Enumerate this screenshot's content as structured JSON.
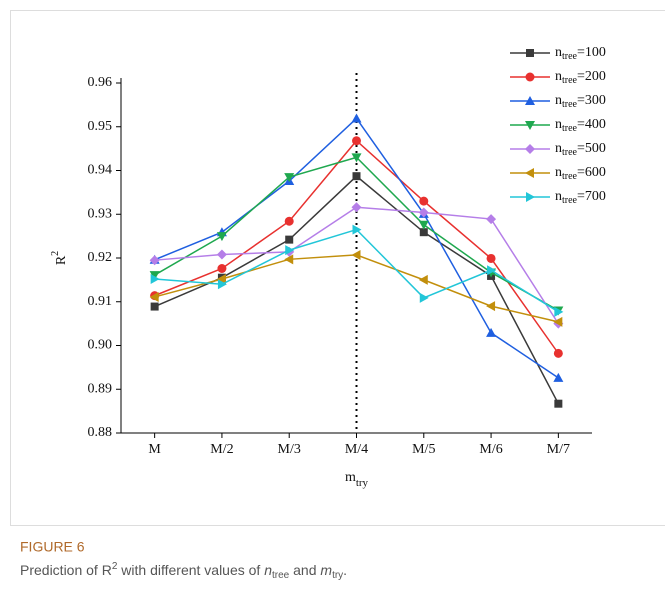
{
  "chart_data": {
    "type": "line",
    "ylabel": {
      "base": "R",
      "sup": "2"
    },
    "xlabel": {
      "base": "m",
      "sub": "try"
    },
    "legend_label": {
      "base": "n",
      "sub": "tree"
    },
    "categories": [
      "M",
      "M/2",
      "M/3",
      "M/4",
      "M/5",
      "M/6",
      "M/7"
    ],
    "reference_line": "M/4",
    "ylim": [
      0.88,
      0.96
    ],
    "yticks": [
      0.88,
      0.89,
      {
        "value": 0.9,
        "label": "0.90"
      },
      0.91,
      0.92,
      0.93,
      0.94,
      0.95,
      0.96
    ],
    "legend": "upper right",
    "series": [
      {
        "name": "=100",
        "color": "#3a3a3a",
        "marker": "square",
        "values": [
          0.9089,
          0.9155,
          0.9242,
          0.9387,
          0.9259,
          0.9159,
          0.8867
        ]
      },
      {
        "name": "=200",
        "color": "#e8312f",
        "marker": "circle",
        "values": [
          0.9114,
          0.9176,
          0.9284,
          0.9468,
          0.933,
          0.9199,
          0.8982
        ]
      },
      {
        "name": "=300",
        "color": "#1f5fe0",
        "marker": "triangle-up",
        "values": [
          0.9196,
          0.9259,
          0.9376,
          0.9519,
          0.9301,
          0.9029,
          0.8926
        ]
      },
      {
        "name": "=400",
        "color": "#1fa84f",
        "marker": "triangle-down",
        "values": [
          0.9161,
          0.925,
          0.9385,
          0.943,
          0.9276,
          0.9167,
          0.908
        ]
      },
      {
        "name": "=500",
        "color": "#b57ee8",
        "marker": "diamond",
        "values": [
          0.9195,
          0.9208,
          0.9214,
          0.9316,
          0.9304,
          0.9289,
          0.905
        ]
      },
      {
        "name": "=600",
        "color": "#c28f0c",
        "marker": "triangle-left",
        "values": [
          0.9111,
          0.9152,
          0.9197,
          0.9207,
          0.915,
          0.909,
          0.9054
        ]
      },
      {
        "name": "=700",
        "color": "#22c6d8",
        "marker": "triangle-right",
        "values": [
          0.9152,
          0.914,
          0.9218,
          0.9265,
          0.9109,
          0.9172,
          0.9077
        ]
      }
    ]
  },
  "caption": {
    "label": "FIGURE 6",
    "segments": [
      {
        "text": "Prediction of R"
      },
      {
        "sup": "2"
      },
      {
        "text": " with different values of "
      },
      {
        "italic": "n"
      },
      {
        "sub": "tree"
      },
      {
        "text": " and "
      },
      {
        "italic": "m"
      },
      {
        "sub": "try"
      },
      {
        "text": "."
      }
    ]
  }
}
===
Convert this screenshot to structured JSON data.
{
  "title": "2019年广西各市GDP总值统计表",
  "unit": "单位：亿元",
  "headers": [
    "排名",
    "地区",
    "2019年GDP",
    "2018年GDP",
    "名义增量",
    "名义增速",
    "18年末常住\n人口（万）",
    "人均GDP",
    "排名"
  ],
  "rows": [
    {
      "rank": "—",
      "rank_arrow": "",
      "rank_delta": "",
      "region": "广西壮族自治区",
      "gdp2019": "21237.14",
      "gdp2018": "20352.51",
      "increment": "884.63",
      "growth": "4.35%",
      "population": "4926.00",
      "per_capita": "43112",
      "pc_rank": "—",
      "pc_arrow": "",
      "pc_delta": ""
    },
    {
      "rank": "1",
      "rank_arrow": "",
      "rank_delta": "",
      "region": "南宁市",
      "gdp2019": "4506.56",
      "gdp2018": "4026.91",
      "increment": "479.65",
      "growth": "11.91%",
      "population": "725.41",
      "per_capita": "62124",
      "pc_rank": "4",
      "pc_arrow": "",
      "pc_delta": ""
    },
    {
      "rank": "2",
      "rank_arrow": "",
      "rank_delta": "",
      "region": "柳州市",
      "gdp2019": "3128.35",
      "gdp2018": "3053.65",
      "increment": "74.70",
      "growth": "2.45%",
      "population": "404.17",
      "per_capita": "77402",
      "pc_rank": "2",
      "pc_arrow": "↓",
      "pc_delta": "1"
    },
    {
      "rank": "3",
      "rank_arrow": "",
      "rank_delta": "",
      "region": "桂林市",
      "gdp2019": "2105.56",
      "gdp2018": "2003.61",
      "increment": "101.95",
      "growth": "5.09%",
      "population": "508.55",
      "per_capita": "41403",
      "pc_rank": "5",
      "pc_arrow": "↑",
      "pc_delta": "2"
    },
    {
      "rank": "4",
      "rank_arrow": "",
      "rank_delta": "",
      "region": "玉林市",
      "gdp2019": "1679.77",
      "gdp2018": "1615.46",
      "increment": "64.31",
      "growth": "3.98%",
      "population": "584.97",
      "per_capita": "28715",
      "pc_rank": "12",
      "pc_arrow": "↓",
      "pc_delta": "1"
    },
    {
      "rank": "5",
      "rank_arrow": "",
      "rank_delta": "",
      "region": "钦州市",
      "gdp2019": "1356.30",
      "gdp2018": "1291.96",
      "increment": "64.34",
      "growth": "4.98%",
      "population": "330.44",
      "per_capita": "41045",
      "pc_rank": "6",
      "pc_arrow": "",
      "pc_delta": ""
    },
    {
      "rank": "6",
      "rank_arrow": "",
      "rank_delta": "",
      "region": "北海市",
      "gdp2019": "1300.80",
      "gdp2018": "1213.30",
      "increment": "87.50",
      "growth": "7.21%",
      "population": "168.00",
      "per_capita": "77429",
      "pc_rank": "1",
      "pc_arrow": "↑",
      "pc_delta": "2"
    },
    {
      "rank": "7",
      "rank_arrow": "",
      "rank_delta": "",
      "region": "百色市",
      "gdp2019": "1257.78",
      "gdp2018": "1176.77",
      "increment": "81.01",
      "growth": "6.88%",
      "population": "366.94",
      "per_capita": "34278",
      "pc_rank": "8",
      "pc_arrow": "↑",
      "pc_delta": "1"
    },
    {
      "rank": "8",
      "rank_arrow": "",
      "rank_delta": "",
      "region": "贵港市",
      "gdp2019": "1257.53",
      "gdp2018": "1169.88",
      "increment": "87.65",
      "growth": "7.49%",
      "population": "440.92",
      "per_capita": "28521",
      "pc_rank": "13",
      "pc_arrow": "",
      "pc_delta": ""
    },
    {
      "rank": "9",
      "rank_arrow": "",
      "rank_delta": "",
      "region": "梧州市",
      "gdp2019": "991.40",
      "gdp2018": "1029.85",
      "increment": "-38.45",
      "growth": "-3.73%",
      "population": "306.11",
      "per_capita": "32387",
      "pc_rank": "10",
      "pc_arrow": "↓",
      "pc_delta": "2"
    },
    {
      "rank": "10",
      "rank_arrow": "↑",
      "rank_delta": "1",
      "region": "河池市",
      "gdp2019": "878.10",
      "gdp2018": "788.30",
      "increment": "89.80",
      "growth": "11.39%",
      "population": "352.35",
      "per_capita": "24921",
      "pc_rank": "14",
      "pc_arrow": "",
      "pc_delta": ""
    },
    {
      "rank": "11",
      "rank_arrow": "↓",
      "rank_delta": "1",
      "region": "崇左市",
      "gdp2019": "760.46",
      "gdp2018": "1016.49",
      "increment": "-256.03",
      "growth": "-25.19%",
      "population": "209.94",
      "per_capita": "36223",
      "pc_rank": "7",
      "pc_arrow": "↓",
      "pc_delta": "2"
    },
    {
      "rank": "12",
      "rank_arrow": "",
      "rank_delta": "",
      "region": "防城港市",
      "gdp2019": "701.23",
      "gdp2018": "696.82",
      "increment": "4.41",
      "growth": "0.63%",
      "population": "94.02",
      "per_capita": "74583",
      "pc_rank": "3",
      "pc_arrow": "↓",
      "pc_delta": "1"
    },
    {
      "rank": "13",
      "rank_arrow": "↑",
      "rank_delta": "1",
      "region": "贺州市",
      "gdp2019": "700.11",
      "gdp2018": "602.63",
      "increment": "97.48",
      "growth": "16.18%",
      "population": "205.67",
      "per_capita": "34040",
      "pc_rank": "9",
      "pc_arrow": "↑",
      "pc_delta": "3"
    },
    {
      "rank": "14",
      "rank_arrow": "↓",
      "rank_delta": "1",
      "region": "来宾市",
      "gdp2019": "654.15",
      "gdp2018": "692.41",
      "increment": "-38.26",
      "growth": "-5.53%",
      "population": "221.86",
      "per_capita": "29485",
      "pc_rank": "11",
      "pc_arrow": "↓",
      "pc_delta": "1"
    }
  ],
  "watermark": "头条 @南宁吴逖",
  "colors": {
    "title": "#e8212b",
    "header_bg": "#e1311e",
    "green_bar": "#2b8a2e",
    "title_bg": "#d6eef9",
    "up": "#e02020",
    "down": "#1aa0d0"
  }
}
===
» EXERCISE PROMPT
Scan the listing above and identify each line holding the string "text"; copy every such line.

» THE ANSWER
        "text": "Prediction of R"
        "text": " with different values of "
        "text": " and "
        "text": "."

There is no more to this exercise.